[A block of data]
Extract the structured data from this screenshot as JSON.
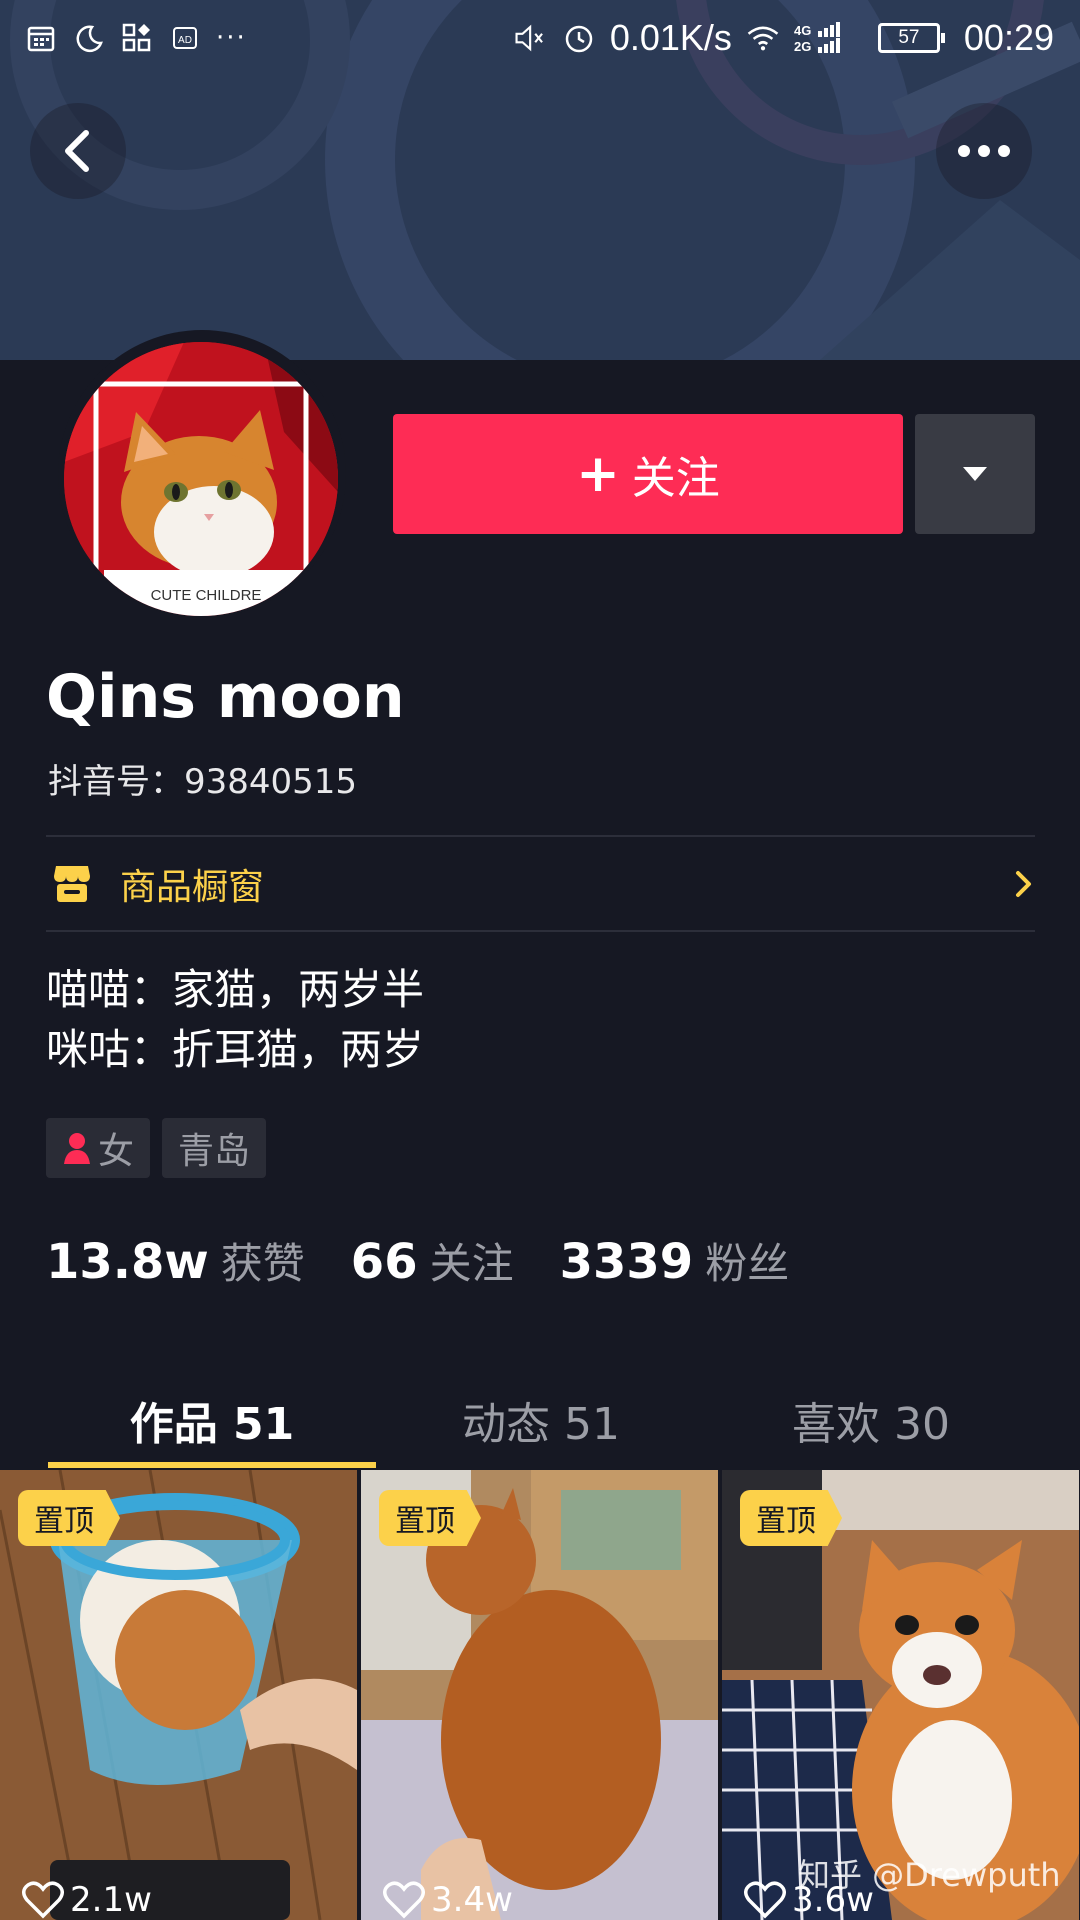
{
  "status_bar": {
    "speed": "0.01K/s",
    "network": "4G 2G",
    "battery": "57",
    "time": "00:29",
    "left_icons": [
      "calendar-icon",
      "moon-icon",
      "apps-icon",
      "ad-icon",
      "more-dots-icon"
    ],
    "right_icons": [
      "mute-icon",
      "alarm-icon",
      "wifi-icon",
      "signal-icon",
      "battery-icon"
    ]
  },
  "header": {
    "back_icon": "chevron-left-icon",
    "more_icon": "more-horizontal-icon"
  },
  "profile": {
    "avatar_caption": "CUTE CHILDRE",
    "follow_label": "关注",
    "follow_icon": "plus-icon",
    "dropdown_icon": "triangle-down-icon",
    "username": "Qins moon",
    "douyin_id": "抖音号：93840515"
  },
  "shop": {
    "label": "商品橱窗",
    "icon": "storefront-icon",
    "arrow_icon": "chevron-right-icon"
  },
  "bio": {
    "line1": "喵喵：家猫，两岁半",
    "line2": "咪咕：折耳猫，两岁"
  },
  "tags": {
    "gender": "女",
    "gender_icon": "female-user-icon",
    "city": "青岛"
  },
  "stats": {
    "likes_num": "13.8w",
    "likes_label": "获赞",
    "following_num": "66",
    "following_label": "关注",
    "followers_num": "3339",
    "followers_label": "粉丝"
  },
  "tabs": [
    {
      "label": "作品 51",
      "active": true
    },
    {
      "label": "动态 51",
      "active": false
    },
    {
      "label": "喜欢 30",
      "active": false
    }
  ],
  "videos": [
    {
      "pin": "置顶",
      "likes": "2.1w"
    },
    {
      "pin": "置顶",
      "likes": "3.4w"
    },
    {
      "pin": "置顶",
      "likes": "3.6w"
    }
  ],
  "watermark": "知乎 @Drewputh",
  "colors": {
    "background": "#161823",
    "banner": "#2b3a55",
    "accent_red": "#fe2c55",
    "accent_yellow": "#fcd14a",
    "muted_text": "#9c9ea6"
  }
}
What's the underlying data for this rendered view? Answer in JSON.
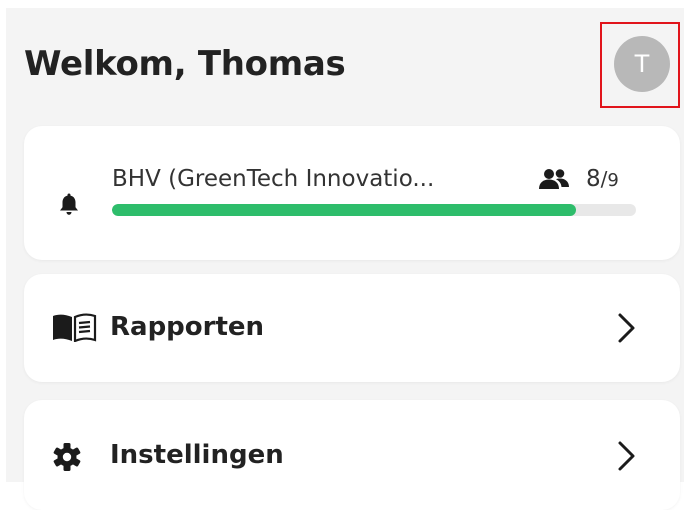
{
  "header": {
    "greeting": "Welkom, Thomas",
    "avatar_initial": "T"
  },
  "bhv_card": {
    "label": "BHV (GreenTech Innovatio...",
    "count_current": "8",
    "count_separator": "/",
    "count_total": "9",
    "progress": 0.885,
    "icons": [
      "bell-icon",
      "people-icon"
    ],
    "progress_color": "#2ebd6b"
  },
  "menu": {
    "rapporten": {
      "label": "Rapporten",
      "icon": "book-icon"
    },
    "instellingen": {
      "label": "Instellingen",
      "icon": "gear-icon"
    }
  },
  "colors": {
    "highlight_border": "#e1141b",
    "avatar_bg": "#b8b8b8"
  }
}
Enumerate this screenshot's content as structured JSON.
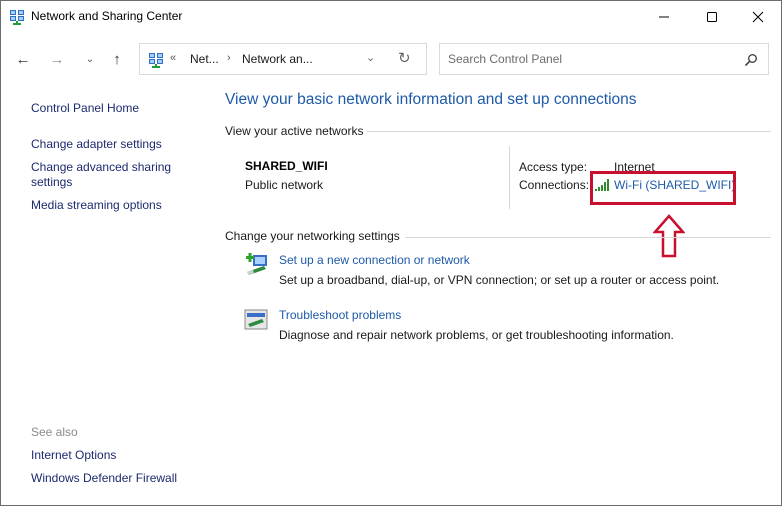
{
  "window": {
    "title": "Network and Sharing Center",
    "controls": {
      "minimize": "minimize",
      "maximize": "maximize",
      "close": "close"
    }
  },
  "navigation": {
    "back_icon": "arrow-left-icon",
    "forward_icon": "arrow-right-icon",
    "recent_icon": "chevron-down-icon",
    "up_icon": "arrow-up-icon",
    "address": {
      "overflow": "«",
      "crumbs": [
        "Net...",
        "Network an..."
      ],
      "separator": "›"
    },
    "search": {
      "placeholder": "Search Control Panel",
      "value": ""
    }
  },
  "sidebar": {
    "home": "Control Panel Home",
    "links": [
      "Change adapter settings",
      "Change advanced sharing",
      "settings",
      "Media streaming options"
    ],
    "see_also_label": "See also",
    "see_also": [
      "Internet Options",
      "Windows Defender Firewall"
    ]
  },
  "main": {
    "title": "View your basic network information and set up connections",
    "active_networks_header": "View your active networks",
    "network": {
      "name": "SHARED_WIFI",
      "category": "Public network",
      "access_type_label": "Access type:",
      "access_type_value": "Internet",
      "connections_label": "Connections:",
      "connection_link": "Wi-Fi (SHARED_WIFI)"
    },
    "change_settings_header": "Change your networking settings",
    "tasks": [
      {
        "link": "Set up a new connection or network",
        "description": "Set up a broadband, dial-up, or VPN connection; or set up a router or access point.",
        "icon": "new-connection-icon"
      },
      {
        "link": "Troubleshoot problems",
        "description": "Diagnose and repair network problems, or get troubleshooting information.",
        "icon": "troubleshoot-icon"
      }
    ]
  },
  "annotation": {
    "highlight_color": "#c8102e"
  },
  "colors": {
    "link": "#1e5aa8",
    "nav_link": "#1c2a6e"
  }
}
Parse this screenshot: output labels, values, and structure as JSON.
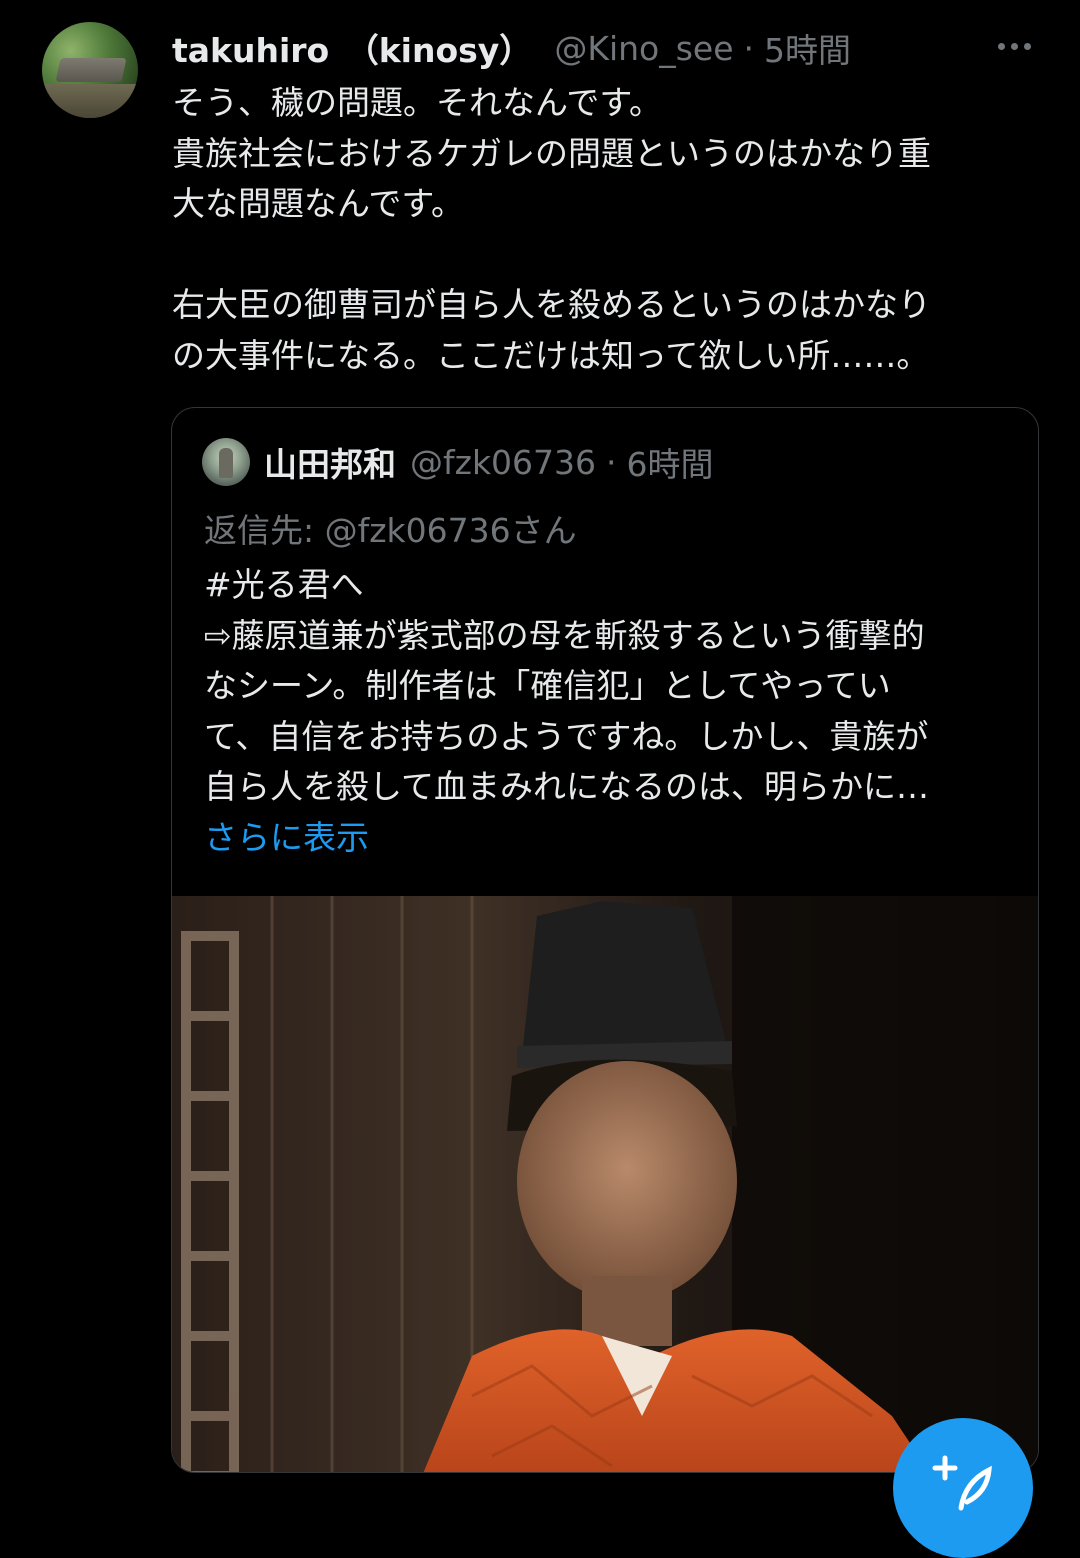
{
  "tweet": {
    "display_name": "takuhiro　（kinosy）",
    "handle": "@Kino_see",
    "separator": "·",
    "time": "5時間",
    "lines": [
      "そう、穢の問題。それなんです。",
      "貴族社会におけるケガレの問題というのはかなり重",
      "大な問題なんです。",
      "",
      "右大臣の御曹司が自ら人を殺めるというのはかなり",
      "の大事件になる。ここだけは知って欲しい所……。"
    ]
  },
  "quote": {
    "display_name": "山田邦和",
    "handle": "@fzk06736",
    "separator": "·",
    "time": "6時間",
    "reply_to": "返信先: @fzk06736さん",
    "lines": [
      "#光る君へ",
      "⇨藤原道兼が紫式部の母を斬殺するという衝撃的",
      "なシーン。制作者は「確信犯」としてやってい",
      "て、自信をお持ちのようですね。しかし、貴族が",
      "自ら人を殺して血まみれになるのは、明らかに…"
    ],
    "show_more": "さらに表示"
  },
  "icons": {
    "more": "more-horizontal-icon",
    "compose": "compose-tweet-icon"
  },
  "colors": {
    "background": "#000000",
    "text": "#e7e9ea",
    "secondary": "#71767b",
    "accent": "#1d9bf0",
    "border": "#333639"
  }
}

Written task: Repeat all of the entries word for word, but omit the pictures.

Solution to this exercise:
Extract the structured data from this screenshot as JSON.
{
  "status_bar": {
    "speed": "0.01K/s",
    "network": "4G 2G",
    "battery": "57",
    "time": "00:29",
    "left_icons": [
      "calendar-icon",
      "moon-icon",
      "apps-icon",
      "ad-icon",
      "more-dots-icon"
    ],
    "right_icons": [
      "mute-icon",
      "alarm-icon",
      "wifi-icon",
      "signal-icon",
      "battery-icon"
    ]
  },
  "header": {
    "back_icon": "chevron-left-icon",
    "more_icon": "more-horizontal-icon"
  },
  "profile": {
    "avatar_caption": "CUTE CHILDRE",
    "follow_label": "关注",
    "follow_icon": "plus-icon",
    "dropdown_icon": "triangle-down-icon",
    "username": "Qins moon",
    "douyin_id": "抖音号：93840515"
  },
  "shop": {
    "label": "商品橱窗",
    "icon": "storefront-icon",
    "arrow_icon": "chevron-right-icon"
  },
  "bio": {
    "line1": "喵喵：家猫，两岁半",
    "line2": "咪咕：折耳猫，两岁"
  },
  "tags": {
    "gender": "女",
    "gender_icon": "female-user-icon",
    "city": "青岛"
  },
  "stats": {
    "likes_num": "13.8w",
    "likes_label": "获赞",
    "following_num": "66",
    "following_label": "关注",
    "followers_num": "3339",
    "followers_label": "粉丝"
  },
  "tabs": [
    {
      "label": "作品 51",
      "active": true
    },
    {
      "label": "动态 51",
      "active": false
    },
    {
      "label": "喜欢 30",
      "active": false
    }
  ],
  "videos": [
    {
      "pin": "置顶",
      "likes": "2.1w"
    },
    {
      "pin": "置顶",
      "likes": "3.4w"
    },
    {
      "pin": "置顶",
      "likes": "3.6w"
    }
  ],
  "watermark": "知乎 @Drewputh",
  "colors": {
    "background": "#161823",
    "banner": "#2b3a55",
    "accent_red": "#fe2c55",
    "accent_yellow": "#fcd14a",
    "muted_text": "#9c9ea6"
  }
}
What's the underlying data for this rendered view? Answer in JSON.
{
  "header": {
    "greeting": "Welkom, Thomas",
    "avatar_initial": "T"
  },
  "bhv_card": {
    "label": "BHV (GreenTech Innovatio...",
    "count_current": "8",
    "count_separator": "/",
    "count_total": "9",
    "progress": 0.885,
    "icons": [
      "bell-icon",
      "people-icon"
    ],
    "progress_color": "#2ebd6b"
  },
  "menu": {
    "rapporten": {
      "label": "Rapporten",
      "icon": "book-icon"
    },
    "instellingen": {
      "label": "Instellingen",
      "icon": "gear-icon"
    }
  },
  "colors": {
    "highlight_border": "#e1141b",
    "avatar_bg": "#b8b8b8"
  }
}
Enumerate this screenshot's content as structured JSON.
{
  "window": {
    "title": "Network and Sharing Center",
    "controls": {
      "minimize": "minimize",
      "maximize": "maximize",
      "close": "close"
    }
  },
  "navigation": {
    "back_icon": "arrow-left-icon",
    "forward_icon": "arrow-right-icon",
    "recent_icon": "chevron-down-icon",
    "up_icon": "arrow-up-icon",
    "address": {
      "overflow": "«",
      "crumbs": [
        "Net...",
        "Network an..."
      ],
      "separator": "›"
    },
    "search": {
      "placeholder": "Search Control Panel",
      "value": ""
    }
  },
  "sidebar": {
    "home": "Control Panel Home",
    "links": [
      "Change adapter settings",
      "Change advanced sharing",
      "settings",
      "Media streaming options"
    ],
    "see_also_label": "See also",
    "see_also": [
      "Internet Options",
      "Windows Defender Firewall"
    ]
  },
  "main": {
    "title": "View your basic network information and set up connections",
    "active_networks_header": "View your active networks",
    "network": {
      "name": "SHARED_WIFI",
      "category": "Public network",
      "access_type_label": "Access type:",
      "access_type_value": "Internet",
      "connections_label": "Connections:",
      "connection_link": "Wi-Fi (SHARED_WIFI)"
    },
    "change_settings_header": "Change your networking settings",
    "tasks": [
      {
        "link": "Set up a new connection or network",
        "description": "Set up a broadband, dial-up, or VPN connection; or set up a router or access point.",
        "icon": "new-connection-icon"
      },
      {
        "link": "Troubleshoot problems",
        "description": "Diagnose and repair network problems, or get troubleshooting information.",
        "icon": "troubleshoot-icon"
      }
    ]
  },
  "annotation": {
    "highlight_color": "#c8102e"
  },
  "colors": {
    "link": "#1e5aa8",
    "nav_link": "#1c2a6e"
  }
}
Parse this screenshot: output labels, values, and structure as JSON.
{
  "tweet": {
    "display_name": "takuhiro　（kinosy）",
    "handle": "@Kino_see",
    "separator": "·",
    "time": "5時間",
    "lines": [
      "そう、穢の問題。それなんです。",
      "貴族社会におけるケガレの問題というのはかなり重",
      "大な問題なんです。",
      "",
      "右大臣の御曹司が自ら人を殺めるというのはかなり",
      "の大事件になる。ここだけは知って欲しい所……。"
    ]
  },
  "quote": {
    "display_name": "山田邦和",
    "handle": "@fzk06736",
    "separator": "·",
    "time": "6時間",
    "reply_to": "返信先: @fzk06736さん",
    "lines": [
      "#光る君へ",
      "⇨藤原道兼が紫式部の母を斬殺するという衝撃的",
      "なシーン。制作者は「確信犯」としてやってい",
      "て、自信をお持ちのようですね。しかし、貴族が",
      "自ら人を殺して血まみれになるのは、明らかに…"
    ],
    "show_more": "さらに表示"
  },
  "icons": {
    "more": "more-horizontal-icon",
    "compose": "compose-tweet-icon"
  },
  "colors": {
    "background": "#000000",
    "text": "#e7e9ea",
    "secondary": "#71767b",
    "accent": "#1d9bf0",
    "border": "#333639"
  }
}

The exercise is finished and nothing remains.